Page records with their text
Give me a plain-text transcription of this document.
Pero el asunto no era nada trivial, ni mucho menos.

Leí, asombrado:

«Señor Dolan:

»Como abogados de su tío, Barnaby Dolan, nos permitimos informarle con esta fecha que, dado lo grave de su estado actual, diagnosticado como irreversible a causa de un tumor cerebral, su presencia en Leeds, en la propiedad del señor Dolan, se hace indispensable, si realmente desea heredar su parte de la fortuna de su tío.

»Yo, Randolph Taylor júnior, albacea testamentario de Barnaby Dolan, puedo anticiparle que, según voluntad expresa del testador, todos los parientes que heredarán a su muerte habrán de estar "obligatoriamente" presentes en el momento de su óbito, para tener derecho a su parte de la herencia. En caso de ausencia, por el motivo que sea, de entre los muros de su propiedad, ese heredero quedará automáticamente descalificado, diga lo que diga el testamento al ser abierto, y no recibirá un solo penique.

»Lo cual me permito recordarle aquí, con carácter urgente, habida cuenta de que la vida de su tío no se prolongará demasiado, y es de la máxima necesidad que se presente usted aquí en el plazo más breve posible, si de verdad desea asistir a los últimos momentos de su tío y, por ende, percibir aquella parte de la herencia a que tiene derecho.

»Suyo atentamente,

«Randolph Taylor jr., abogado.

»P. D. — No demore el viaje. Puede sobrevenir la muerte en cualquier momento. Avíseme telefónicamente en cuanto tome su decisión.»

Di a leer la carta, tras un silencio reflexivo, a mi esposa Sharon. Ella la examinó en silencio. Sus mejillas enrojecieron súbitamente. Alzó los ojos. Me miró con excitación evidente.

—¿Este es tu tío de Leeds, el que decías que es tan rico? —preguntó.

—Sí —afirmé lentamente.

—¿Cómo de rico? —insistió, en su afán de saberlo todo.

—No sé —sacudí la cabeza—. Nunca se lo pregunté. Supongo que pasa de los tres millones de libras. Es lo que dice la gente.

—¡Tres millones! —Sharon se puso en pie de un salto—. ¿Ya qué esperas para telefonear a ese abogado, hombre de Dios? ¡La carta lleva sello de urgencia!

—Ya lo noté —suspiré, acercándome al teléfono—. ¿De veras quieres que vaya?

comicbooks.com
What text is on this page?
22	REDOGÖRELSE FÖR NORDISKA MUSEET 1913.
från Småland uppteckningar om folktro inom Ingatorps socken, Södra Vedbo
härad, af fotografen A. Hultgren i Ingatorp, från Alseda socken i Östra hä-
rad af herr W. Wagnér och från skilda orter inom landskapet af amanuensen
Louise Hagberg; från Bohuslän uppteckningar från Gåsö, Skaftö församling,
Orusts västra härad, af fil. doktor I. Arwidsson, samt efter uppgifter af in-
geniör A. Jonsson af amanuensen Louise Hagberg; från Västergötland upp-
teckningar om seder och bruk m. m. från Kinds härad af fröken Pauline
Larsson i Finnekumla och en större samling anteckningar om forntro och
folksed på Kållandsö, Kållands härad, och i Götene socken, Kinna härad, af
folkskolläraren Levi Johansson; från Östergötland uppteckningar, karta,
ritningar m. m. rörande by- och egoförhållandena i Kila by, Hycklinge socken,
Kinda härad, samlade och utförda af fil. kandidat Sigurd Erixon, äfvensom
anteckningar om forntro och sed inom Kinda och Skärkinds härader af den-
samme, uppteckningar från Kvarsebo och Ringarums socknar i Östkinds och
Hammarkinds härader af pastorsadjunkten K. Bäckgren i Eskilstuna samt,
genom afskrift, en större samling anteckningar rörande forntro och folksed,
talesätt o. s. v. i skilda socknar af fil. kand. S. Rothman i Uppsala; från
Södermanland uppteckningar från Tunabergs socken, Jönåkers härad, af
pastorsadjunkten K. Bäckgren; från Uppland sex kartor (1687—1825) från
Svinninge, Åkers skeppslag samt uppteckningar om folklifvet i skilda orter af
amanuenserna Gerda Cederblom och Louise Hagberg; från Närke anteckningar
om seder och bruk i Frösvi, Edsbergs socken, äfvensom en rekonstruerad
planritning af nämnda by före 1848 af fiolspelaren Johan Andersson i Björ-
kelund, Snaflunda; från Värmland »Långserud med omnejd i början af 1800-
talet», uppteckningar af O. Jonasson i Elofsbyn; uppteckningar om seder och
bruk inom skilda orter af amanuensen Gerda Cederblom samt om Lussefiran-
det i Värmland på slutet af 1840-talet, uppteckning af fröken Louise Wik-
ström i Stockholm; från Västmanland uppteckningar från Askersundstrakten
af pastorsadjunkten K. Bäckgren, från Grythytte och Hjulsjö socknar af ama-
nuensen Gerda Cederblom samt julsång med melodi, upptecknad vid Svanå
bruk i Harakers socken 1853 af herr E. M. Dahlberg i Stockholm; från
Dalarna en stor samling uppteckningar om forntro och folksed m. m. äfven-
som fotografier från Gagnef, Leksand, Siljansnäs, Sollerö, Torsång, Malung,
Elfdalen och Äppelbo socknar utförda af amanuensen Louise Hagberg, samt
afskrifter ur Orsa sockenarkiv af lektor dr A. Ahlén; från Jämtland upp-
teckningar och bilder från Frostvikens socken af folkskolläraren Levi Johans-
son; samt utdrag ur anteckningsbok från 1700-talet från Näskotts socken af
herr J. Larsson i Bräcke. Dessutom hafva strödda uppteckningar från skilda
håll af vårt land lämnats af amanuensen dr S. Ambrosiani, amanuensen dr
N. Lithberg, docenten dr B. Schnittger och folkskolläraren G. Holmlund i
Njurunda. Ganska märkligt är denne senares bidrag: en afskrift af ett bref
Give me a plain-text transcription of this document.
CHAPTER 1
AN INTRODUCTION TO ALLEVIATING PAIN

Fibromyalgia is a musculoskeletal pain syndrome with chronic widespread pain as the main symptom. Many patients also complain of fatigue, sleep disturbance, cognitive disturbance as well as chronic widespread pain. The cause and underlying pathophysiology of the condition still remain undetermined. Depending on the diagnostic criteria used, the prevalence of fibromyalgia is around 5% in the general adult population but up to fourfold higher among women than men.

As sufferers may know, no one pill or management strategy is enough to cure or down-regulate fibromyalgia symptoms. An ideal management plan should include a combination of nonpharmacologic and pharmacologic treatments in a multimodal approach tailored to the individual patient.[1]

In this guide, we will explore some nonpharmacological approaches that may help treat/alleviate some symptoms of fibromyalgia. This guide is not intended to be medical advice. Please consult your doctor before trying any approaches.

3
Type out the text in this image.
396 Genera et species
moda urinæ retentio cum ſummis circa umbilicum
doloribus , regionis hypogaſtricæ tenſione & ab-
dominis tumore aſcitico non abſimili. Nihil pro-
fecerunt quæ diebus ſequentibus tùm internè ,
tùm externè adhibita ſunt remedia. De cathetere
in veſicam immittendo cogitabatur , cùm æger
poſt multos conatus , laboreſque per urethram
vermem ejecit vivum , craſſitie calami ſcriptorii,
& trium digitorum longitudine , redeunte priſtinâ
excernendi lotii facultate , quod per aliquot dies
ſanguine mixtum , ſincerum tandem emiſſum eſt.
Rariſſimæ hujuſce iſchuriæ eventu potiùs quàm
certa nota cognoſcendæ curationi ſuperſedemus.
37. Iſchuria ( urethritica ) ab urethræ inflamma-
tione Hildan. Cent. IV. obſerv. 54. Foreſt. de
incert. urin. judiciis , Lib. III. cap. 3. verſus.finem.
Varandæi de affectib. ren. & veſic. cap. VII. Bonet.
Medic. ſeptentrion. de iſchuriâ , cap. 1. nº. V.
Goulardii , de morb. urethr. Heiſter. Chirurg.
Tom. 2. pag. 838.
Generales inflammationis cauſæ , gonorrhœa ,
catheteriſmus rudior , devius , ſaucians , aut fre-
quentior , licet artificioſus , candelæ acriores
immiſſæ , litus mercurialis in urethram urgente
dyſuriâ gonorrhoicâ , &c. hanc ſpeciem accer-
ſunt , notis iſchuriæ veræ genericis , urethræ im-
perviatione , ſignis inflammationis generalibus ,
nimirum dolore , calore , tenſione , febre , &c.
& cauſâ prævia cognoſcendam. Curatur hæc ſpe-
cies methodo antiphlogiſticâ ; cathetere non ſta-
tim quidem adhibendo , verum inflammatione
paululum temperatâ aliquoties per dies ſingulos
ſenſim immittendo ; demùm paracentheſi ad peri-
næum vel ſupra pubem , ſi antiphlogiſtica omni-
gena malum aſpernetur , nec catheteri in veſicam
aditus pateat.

■ Task prompt
Search the records for the word "dies". Copy each line where it appears.

■ Problem solution
excernendi lotii facultate , quod per aliquot dies
paululum temperatâ aliquoties per dies ſingulos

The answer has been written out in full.